> [OBJECTIVE] Transcribe all of the material below word for word and leave out its pictures.

--- BEGIN DATASET ---

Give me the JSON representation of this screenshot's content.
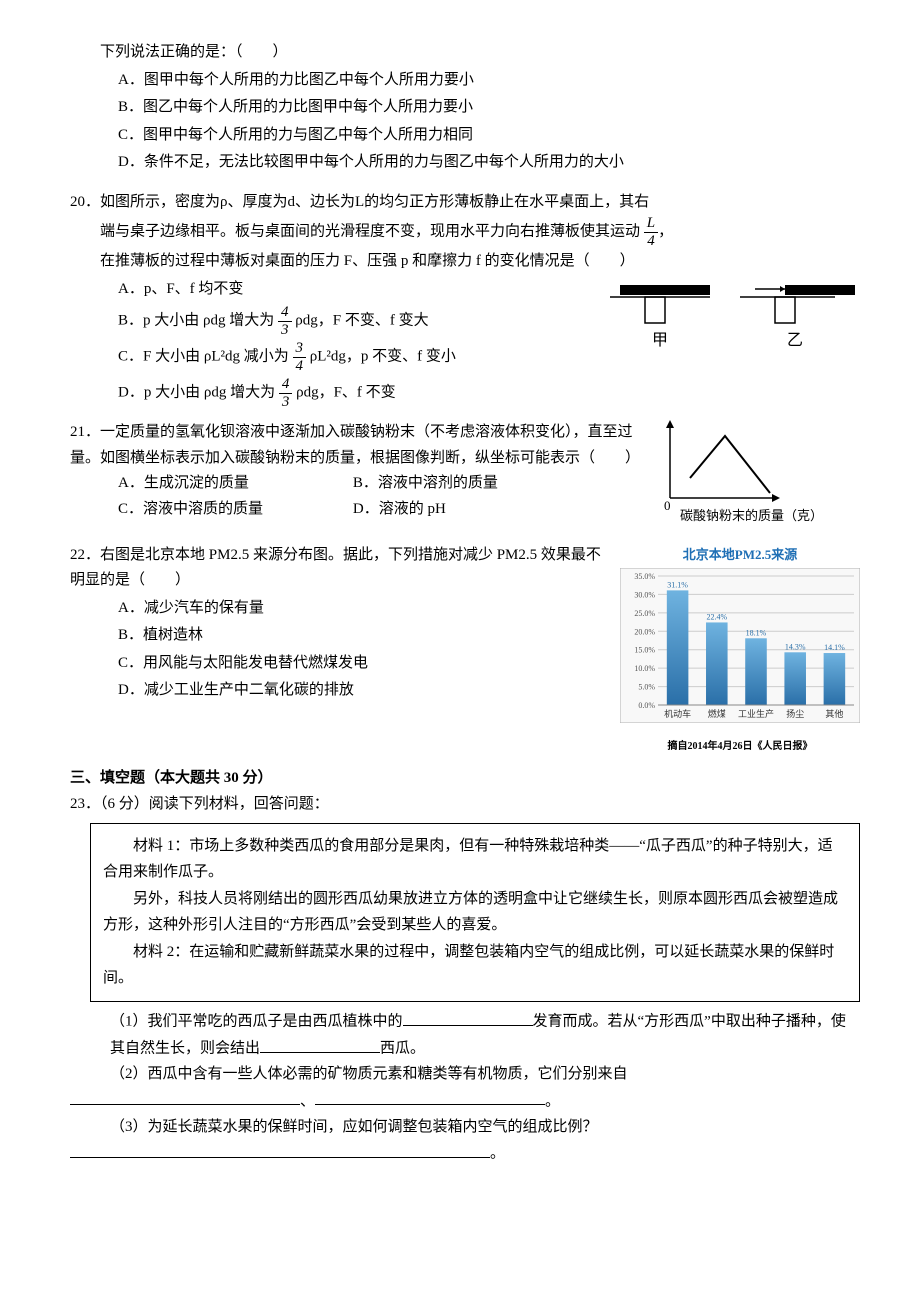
{
  "q_pre": {
    "stem": "下列说法正确的是：（　　）",
    "opts": [
      "A．图甲中每个人所用的力比图乙中每个人所用力要小",
      "B．图乙中每个人所用的力比图甲中每个人所用力要小",
      "C．图甲中每个人所用的力与图乙中每个人所用力相同",
      "D．条件不足，无法比较图甲中每个人所用的力与图乙中每个人所用力的大小"
    ]
  },
  "q20": {
    "num": "20．",
    "stem1": "如图所示，密度为ρ、厚度为d、边长为L的均匀正方形薄板静止在水平桌面上，其右",
    "stem2_pre": "端与桌子边缘相平。板与桌面间的光滑程度不变，现用水平力向右推薄板使其运动",
    "frac": {
      "num": "L",
      "den": "4"
    },
    "stem2_post": "，",
    "stem3": "在推薄板的过程中薄板对桌面的压力 F、压强 p 和摩擦力 f 的变化情况是（　　）",
    "optA": "A．p、F、f 均不变",
    "optB_pre": "B．p 大小由 ρdg 增大为",
    "optB_frac": {
      "num": "4",
      "den": "3"
    },
    "optB_post": "ρdg，F 不变、f 变大",
    "optC_pre": "C．F 大小由 ρL²dg 减小为",
    "optC_frac": {
      "num": "3",
      "den": "4"
    },
    "optC_post": "ρL²dg，p 不变、f 变小",
    "optD_pre": "D．p 大小由 ρdg 增大为",
    "optD_frac": {
      "num": "4",
      "den": "3"
    },
    "optD_post": "ρdg，F、f 不变",
    "fig": {
      "labels": [
        "甲",
        "乙"
      ],
      "label_fontsize": 16,
      "board_color": "#000000",
      "table_stroke": "#000000",
      "arrow_color": "#000000",
      "bg": "#ffffff"
    }
  },
  "q21": {
    "num": "21．",
    "stem": "一定质量的氢氧化钡溶液中逐渐加入碳酸钠粉末（不考虑溶液体积变化），直至过量。如图横坐标表示加入碳酸钠粉末的质量，根据图像判断，纵坐标可能表示（　　）",
    "opts": [
      "A．生成沉淀的质量",
      "B．溶液中溶剂的质量",
      "C．溶液中溶质的质量",
      "D．溶液的 pH"
    ],
    "fig": {
      "origin_label": "0",
      "xlabel": "碳酸钠粉末的质量（克）",
      "axis_color": "#000000",
      "line_color": "#000000",
      "xlabel_fontsize": 13,
      "points": [
        [
          20,
          20
        ],
        [
          55,
          62
        ],
        [
          100,
          5
        ]
      ]
    }
  },
  "q22": {
    "num": "22．",
    "stem": "右图是北京本地 PM2.5 来源分布图。据此，下列措施对减少 PM2.5 效果最不明显的是（　　）",
    "opts": [
      "A．减少汽车的保有量",
      "B．植树造林",
      "C．用风能与太阳能发电替代燃煤发电",
      "D．减少工业生产中二氧化碳的排放"
    ],
    "chart": {
      "type": "bar",
      "title": "北京本地PM2.5来源",
      "title_color": "#1f6fb5",
      "title_fontsize": 13,
      "footer": "摘自2014年4月26日《人民日报》",
      "footer_fontsize": 10,
      "categories": [
        "机动车",
        "燃煤",
        "工业生产",
        "扬尘",
        "其他"
      ],
      "values": [
        31.1,
        22.4,
        18.1,
        14.3,
        14.1
      ],
      "value_labels": [
        "31.1%",
        "22.4%",
        "18.1%",
        "14.3%",
        "14.1%"
      ],
      "bar_color_top": "#6fb3e0",
      "bar_color_bottom": "#2a6fa8",
      "ylim": [
        0,
        35
      ],
      "ytick_step": 5,
      "yticks": [
        "0.0%",
        "5.0%",
        "10.0%",
        "15.0%",
        "20.0%",
        "25.0%",
        "30.0%",
        "35.0%"
      ],
      "grid_color": "#cccccc",
      "border_color": "#b0b0b0",
      "bg": "#f8f8f8",
      "axis_fontsize": 8,
      "cat_fontsize": 9,
      "val_fontsize": 8,
      "bar_width": 0.55
    }
  },
  "section3": "三、填空题（本大题共 30 分）",
  "q23": {
    "num": "23．",
    "lead": "（6 分）阅读下列材料，回答问题：",
    "materials": [
      "材料 1：市场上多数种类西瓜的食用部分是果肉，但有一种特殊栽培种类——“瓜子西瓜”的种子特别大，适合用来制作瓜子。",
      "另外，科技人员将刚结出的圆形西瓜幼果放进立方体的透明盒中让它继续生长，则原本圆形西瓜会被塑造成方形，这种外形引人注目的“方形西瓜”会受到某些人的喜爱。",
      "材料 2：在运输和贮藏新鲜蔬菜水果的过程中，调整包装箱内空气的组成比例，可以延长蔬菜水果的保鲜时间。"
    ],
    "sub1_pre": "（1）我们平常吃的西瓜子是由西瓜植株中的",
    "sub1_mid": "发育而成。若从“方形西瓜”中取出种子播种，使其自然生长，则会结出",
    "sub1_post": "西瓜。",
    "sub2": "（2）西瓜中含有一些人体必需的矿物质元素和糖类等有机物质，它们分别来自",
    "sub2_sep": "、",
    "sub2_end": "。",
    "sub3_q": "（3）为延长蔬菜水果的保鲜时间，应如何调整包装箱内空气的组成比例？",
    "sub3_end": "。",
    "blank_widths": {
      "b1": 130,
      "b2": 120,
      "b3": 230,
      "b4": 230,
      "b5": 420
    }
  }
}
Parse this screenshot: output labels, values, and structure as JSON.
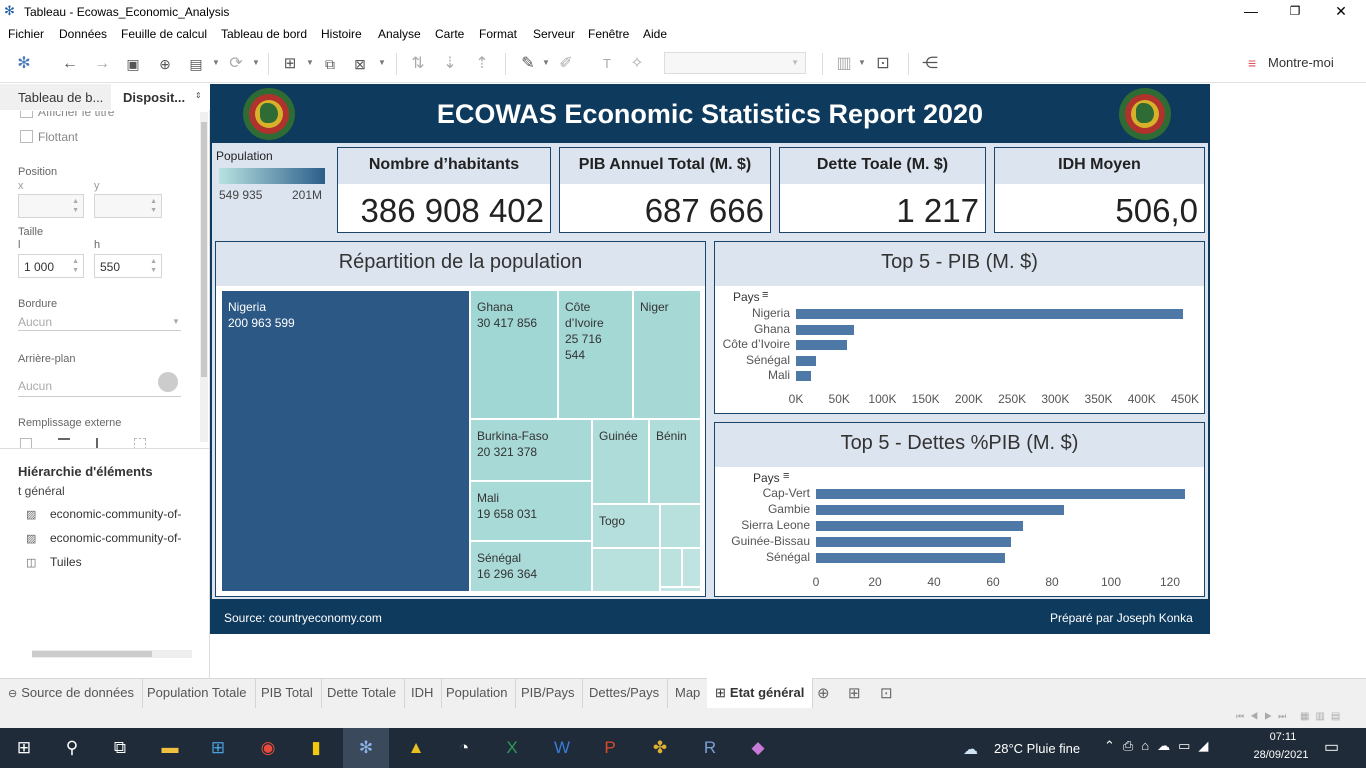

--- END DATASET ---

> [ANSWER TO THE PROBLEM]
Give me the JSON representation of this screenshot's content.
{
  "q_pre": {
    "stem": "下列说法正确的是：（　　）",
    "opts": [
      "A．图甲中每个人所用的力比图乙中每个人所用力要小",
      "B．图乙中每个人所用的力比图甲中每个人所用力要小",
      "C．图甲中每个人所用的力与图乙中每个人所用力相同",
      "D．条件不足，无法比较图甲中每个人所用的力与图乙中每个人所用力的大小"
    ]
  },
  "q20": {
    "num": "20．",
    "stem1": "如图所示，密度为ρ、厚度为d、边长为L的均匀正方形薄板静止在水平桌面上，其右",
    "stem2_pre": "端与桌子边缘相平。板与桌面间的光滑程度不变，现用水平力向右推薄板使其运动",
    "frac": {
      "num": "L",
      "den": "4"
    },
    "stem2_post": "，",
    "stem3": "在推薄板的过程中薄板对桌面的压力 F、压强 p 和摩擦力 f 的变化情况是（　　）",
    "optA": "A．p、F、f 均不变",
    "optB_pre": "B．p 大小由 ρdg 增大为",
    "optB_frac": {
      "num": "4",
      "den": "3"
    },
    "optB_post": "ρdg，F 不变、f 变大",
    "optC_pre": "C．F 大小由 ρL²dg 减小为",
    "optC_frac": {
      "num": "3",
      "den": "4"
    },
    "optC_post": "ρL²dg，p 不变、f 变小",
    "optD_pre": "D．p 大小由 ρdg 增大为",
    "optD_frac": {
      "num": "4",
      "den": "3"
    },
    "optD_post": "ρdg，F、f 不变",
    "fig": {
      "labels": [
        "甲",
        "乙"
      ],
      "label_fontsize": 16,
      "board_color": "#000000",
      "table_stroke": "#000000",
      "arrow_color": "#000000",
      "bg": "#ffffff"
    }
  },
  "q21": {
    "num": "21．",
    "stem": "一定质量的氢氧化钡溶液中逐渐加入碳酸钠粉末（不考虑溶液体积变化），直至过量。如图横坐标表示加入碳酸钠粉末的质量，根据图像判断，纵坐标可能表示（　　）",
    "opts": [
      "A．生成沉淀的质量",
      "B．溶液中溶剂的质量",
      "C．溶液中溶质的质量",
      "D．溶液的 pH"
    ],
    "fig": {
      "origin_label": "0",
      "xlabel": "碳酸钠粉末的质量（克）",
      "axis_color": "#000000",
      "line_color": "#000000",
      "xlabel_fontsize": 13,
      "points": [
        [
          20,
          20
        ],
        [
          55,
          62
        ],
        [
          100,
          5
        ]
      ]
    }
  },
  "q22": {
    "num": "22．",
    "stem": "右图是北京本地 PM2.5 来源分布图。据此，下列措施对减少 PM2.5 效果最不明显的是（　　）",
    "opts": [
      "A．减少汽车的保有量",
      "B．植树造林",
      "C．用风能与太阳能发电替代燃煤发电",
      "D．减少工业生产中二氧化碳的排放"
    ],
    "chart": {
      "type": "bar",
      "title": "北京本地PM2.5来源",
      "title_color": "#1f6fb5",
      "title_fontsize": 13,
      "footer": "摘自2014年4月26日《人民日报》",
      "footer_fontsize": 10,
      "categories": [
        "机动车",
        "燃煤",
        "工业生产",
        "扬尘",
        "其他"
      ],
      "values": [
        31.1,
        22.4,
        18.1,
        14.3,
        14.1
      ],
      "value_labels": [
        "31.1%",
        "22.4%",
        "18.1%",
        "14.3%",
        "14.1%"
      ],
      "bar_color_top": "#6fb3e0",
      "bar_color_bottom": "#2a6fa8",
      "ylim": [
        0,
        35
      ],
      "ytick_step": 5,
      "yticks": [
        "0.0%",
        "5.0%",
        "10.0%",
        "15.0%",
        "20.0%",
        "25.0%",
        "30.0%",
        "35.0%"
      ],
      "grid_color": "#cccccc",
      "border_color": "#b0b0b0",
      "bg": "#f8f8f8",
      "axis_fontsize": 8,
      "cat_fontsize": 9,
      "val_fontsize": 8,
      "bar_width": 0.55
    }
  },
  "section3": "三、填空题（本大题共 30 分）",
  "q23": {
    "num": "23．",
    "lead": "（6 分）阅读下列材料，回答问题：",
    "materials": [
      "材料 1：市场上多数种类西瓜的食用部分是果肉，但有一种特殊栽培种类——“瓜子西瓜”的种子特别大，适合用来制作瓜子。",
      "另外，科技人员将刚结出的圆形西瓜幼果放进立方体的透明盒中让它继续生长，则原本圆形西瓜会被塑造成方形，这种外形引人注目的“方形西瓜”会受到某些人的喜爱。",
      "材料 2：在运输和贮藏新鲜蔬菜水果的过程中，调整包装箱内空气的组成比例，可以延长蔬菜水果的保鲜时间。"
    ],
    "sub1_pre": "（1）我们平常吃的西瓜子是由西瓜植株中的",
    "sub1_mid": "发育而成。若从“方形西瓜”中取出种子播种，使其自然生长，则会结出",
    "sub1_post": "西瓜。",
    "sub2": "（2）西瓜中含有一些人体必需的矿物质元素和糖类等有机物质，它们分别来自",
    "sub2_sep": "、",
    "sub2_end": "。",
    "sub3_q": "（3）为延长蔬菜水果的保鲜时间，应如何调整包装箱内空气的组成比例？",
    "sub3_end": "。",
    "blank_widths": {
      "b1": 130,
      "b2": 120,
      "b3": 230,
      "b4": 230,
      "b5": 420
    }
  }
}
Parse this screenshot: output labels, values, and structure as JSON.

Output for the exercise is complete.